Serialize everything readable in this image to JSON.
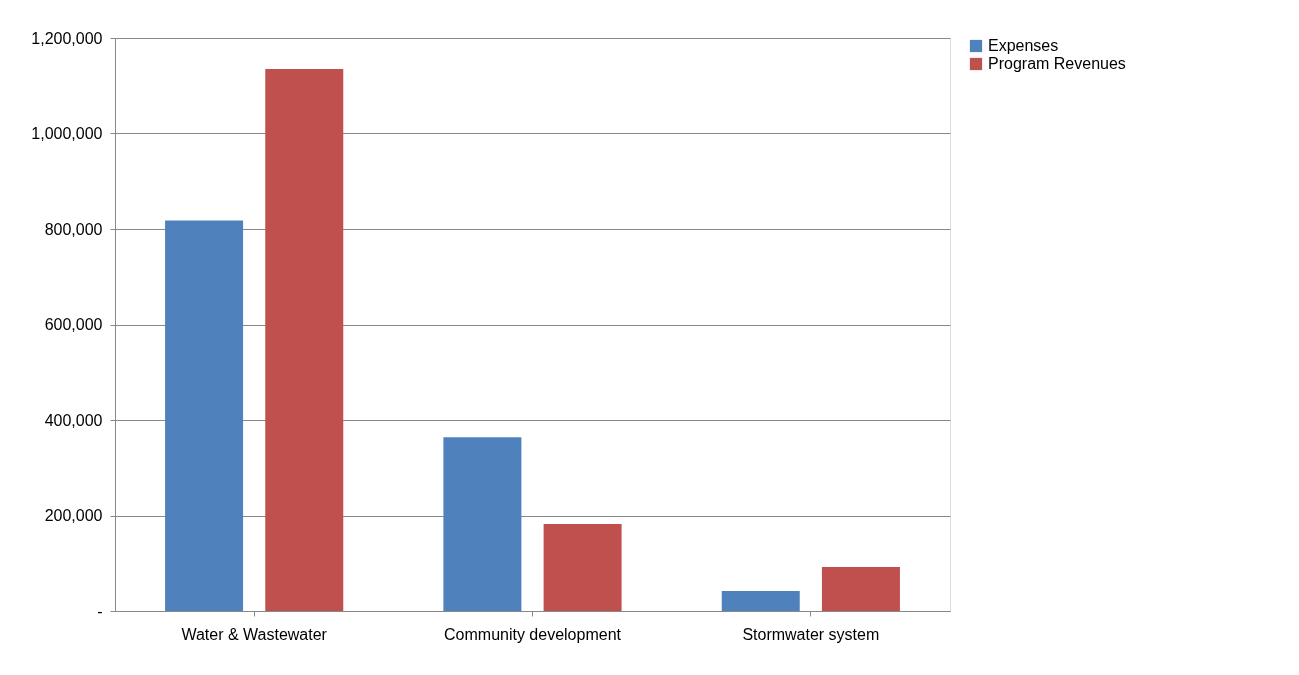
{
  "chart_data": {
    "type": "bar",
    "categories": [
      "Water & Wastewater",
      "Community development",
      "Stormwater system"
    ],
    "series": [
      {
        "name": "Expenses",
        "color": "#4f81bd",
        "values": [
          818000,
          364000,
          42000
        ]
      },
      {
        "name": "Program Revenues",
        "color": "#c0504d",
        "values": [
          1135000,
          182000,
          92000
        ]
      }
    ],
    "ylim": [
      0,
      1200000
    ],
    "yticks": [
      {
        "value": 0,
        "label": "-"
      },
      {
        "value": 200000,
        "label": "200,000"
      },
      {
        "value": 400000,
        "label": "400,000"
      },
      {
        "value": 600000,
        "label": "600,000"
      },
      {
        "value": 800000,
        "label": "800,000"
      },
      {
        "value": 1000000,
        "label": "1,000,000"
      },
      {
        "value": 1200000,
        "label": "1,200,000"
      }
    ],
    "grid": "y",
    "legend": "right"
  }
}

■ ■ ■ ■

Output the full set of records above without changing a word, and drop the images.

RESPONSE TO THE TASK
Serialize everything readable in this image to JSON.
{
  "chart_data": {
    "type": "bar",
    "categories": [
      "Water & Wastewater",
      "Community development",
      "Stormwater system"
    ],
    "series": [
      {
        "name": "Expenses",
        "color": "#4f81bd",
        "values": [
          818000,
          364000,
          42000
        ]
      },
      {
        "name": "Program Revenues",
        "color": "#c0504d",
        "values": [
          1135000,
          182000,
          92000
        ]
      }
    ],
    "ylim": [
      0,
      1200000
    ],
    "yticks": [
      {
        "value": 0,
        "label": "-"
      },
      {
        "value": 200000,
        "label": "200,000"
      },
      {
        "value": 400000,
        "label": "400,000"
      },
      {
        "value": 600000,
        "label": "600,000"
      },
      {
        "value": 800000,
        "label": "800,000"
      },
      {
        "value": 1000000,
        "label": "1,000,000"
      },
      {
        "value": 1200000,
        "label": "1,200,000"
      }
    ],
    "grid": "y",
    "legend": "right"
  }
}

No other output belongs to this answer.